_To do_
Copy out every line in the entries below that contains the word "spiral".
>> BEGIN Raw data
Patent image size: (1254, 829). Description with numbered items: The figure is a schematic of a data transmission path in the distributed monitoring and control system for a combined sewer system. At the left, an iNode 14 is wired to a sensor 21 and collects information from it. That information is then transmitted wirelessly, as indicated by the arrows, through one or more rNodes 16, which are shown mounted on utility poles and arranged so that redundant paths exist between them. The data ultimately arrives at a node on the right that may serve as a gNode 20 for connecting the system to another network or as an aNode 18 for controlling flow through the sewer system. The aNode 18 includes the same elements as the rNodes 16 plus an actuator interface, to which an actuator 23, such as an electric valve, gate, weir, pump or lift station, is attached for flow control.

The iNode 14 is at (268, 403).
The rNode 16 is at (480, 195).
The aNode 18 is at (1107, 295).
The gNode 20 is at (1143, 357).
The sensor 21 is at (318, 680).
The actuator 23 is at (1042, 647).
>> END Raw data
>> BEGIN Raw data
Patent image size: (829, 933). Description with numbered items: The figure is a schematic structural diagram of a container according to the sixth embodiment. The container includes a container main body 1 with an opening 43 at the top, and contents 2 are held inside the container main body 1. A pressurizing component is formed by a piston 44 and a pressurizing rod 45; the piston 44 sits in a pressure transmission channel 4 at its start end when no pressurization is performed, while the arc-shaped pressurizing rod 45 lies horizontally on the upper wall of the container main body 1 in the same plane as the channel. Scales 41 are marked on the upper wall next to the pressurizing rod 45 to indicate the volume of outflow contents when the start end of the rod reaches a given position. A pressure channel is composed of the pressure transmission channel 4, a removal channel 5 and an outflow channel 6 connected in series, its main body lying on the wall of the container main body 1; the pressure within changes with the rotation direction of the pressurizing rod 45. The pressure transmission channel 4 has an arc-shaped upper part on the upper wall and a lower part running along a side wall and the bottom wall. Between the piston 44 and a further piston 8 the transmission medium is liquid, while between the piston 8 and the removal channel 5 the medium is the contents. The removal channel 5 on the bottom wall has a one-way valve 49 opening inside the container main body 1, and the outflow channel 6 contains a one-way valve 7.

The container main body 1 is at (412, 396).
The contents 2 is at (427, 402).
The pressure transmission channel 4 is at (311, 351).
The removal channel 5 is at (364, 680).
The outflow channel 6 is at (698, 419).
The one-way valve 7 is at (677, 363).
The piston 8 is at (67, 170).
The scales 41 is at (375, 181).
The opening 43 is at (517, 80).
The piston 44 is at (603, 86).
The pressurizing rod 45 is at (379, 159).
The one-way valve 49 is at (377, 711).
>> END Raw data
>> BEGIN Raw data
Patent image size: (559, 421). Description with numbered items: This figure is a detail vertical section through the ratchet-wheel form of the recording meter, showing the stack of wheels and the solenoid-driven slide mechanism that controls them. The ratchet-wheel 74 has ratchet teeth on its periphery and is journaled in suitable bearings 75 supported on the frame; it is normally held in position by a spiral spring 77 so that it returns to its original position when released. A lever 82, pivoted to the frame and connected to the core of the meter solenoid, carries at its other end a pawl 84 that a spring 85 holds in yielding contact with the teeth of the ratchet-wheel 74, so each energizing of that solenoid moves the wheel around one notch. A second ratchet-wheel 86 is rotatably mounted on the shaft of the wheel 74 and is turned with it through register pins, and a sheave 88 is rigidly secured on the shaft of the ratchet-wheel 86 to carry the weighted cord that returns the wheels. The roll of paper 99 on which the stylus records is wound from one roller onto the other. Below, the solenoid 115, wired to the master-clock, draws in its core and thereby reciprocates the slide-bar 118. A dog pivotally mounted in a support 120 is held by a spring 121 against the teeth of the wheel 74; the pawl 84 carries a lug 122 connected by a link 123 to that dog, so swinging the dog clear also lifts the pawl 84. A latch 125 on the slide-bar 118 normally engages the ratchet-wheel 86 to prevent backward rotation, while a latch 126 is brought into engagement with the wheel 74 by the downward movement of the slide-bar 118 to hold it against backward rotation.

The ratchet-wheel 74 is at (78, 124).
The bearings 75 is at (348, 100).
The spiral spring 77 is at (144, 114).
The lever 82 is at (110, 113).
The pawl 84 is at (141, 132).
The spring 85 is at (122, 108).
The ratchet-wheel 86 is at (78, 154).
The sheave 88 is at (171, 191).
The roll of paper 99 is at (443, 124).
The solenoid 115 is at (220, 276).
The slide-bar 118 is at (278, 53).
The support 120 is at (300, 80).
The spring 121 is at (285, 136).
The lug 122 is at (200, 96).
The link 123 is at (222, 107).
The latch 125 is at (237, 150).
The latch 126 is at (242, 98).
>> END Raw data
_Reply to the task_
Patent image size: (559, 421). Description with numbered items: This figure is a detail vertical section through the ratchet-wheel form of the recording meter, showing the stack of wheels and the solenoid-driven slide mechanism that controls them. The ratchet-wheel 74 has ratchet teeth on its periphery and is journaled in suitable bearings 75 supported on the frame; it is normally held in position by a spiral spring 77 so that it returns to its original position when released. A lever 82, pivoted to the frame and connected to the core of the meter solenoid, carries at its other end a pawl 84 that a spring 85 holds in yielding contact with the teeth of the ratchet-wheel 74, so each energizing of that solenoid moves the wheel around one notch. A second ratchet-wheel 86 is rotatably mounted on the shaft of the wheel 74 and is turned with it through register pins, and a sheave 88 is rigidly secured on the shaft of the ratchet-wheel 86 to carry the weighted cord that returns the wheels. The roll of paper 99 on which the stylus records is wound from one roller onto the other. Below, the solenoid 115, wired to the master-clock, draws in its core and thereby reciprocates the slide-bar 118. A dog pivotally mounted in a support 120 is held by a spring 121 against the teeth of the wheel 74; the pawl 84 carries a lug 122 connected by a link 123 to that dog, so swinging the dog clear also lifts the pawl 84. A latch 125 on the slide-bar 118 normally engages the ratchet-wheel 86 to prevent backward rotation, while a latch 126 is brought into engagement with the wheel 74 by the downward movement of the slide-bar 118 to hold it against backward rotation.
The spiral spring 77 is at (144, 114).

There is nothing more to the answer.